## begin LISTED ENTRIES

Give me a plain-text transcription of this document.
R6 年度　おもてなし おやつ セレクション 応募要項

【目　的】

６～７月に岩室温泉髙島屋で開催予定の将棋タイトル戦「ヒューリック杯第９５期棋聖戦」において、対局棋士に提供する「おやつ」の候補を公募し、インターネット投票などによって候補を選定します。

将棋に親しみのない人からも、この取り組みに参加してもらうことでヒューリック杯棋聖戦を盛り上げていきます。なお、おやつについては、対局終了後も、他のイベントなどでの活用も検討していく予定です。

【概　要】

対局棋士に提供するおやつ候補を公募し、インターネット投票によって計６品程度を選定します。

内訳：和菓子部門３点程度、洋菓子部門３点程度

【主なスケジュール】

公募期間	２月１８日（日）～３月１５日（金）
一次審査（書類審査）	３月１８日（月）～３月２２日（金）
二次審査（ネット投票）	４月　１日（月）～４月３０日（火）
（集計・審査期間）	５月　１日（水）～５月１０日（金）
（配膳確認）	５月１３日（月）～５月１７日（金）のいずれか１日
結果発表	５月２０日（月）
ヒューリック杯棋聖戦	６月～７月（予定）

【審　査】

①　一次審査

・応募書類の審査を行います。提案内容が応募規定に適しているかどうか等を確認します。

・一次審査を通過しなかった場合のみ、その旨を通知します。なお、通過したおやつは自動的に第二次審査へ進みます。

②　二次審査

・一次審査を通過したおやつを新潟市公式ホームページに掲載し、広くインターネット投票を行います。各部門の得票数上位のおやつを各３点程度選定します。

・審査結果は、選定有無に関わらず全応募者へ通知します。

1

## end LISTED ENTRIES

◆ **DIRECTIONS**: Word for word, restate all of the data shown above.

◆ **COMPLETED TASK**:
Give me a plain-text transcription of this document.
R6 年度　おもてなし おやつ セレクション 応募要項

【目　的】

６～７月に岩室温泉髙島屋で開催予定の将棋タイトル戦「ヒューリック杯第９５期棋聖戦」において、対局棋士に提供する「おやつ」の候補を公募し、インターネット投票などによって候補を選定します。

将棋に親しみのない人からも、この取り組みに参加してもらうことでヒューリック杯棋聖戦を盛り上げていきます。なお、おやつについては、対局終了後も、他のイベントなどでの活用も検討していく予定です。

【概　要】

対局棋士に提供するおやつ候補を公募し、インターネット投票によって計６品程度を選定します。

内訳：和菓子部門３点程度、洋菓子部門３点程度

【主なスケジュール】

公募期間	２月１８日（日）～３月１５日（金）
一次審査（書類審査）	３月１８日（月）～３月２２日（金）
二次審査（ネット投票）	４月　１日（月）～４月３０日（火）
（集計・審査期間）	５月　１日（水）～５月１０日（金）
（配膳確認）	５月１３日（月）～５月１７日（金）のいずれか１日
結果発表	５月２０日（月）
ヒューリック杯棋聖戦	６月～７月（予定）

【審　査】

①　一次審査

・応募書類の審査を行います。提案内容が応募規定に適しているかどうか等を確認します。

・一次審査を通過しなかった場合のみ、その旨を通知します。なお、通過したおやつは自動的に第二次審査へ進みます。

②　二次審査

・一次審査を通過したおやつを新潟市公式ホームページに掲載し、広くインターネット投票を行います。各部門の得票数上位のおやつを各３点程度選定します。

・審査結果は、選定有無に関わらず全応募者へ通知します。

1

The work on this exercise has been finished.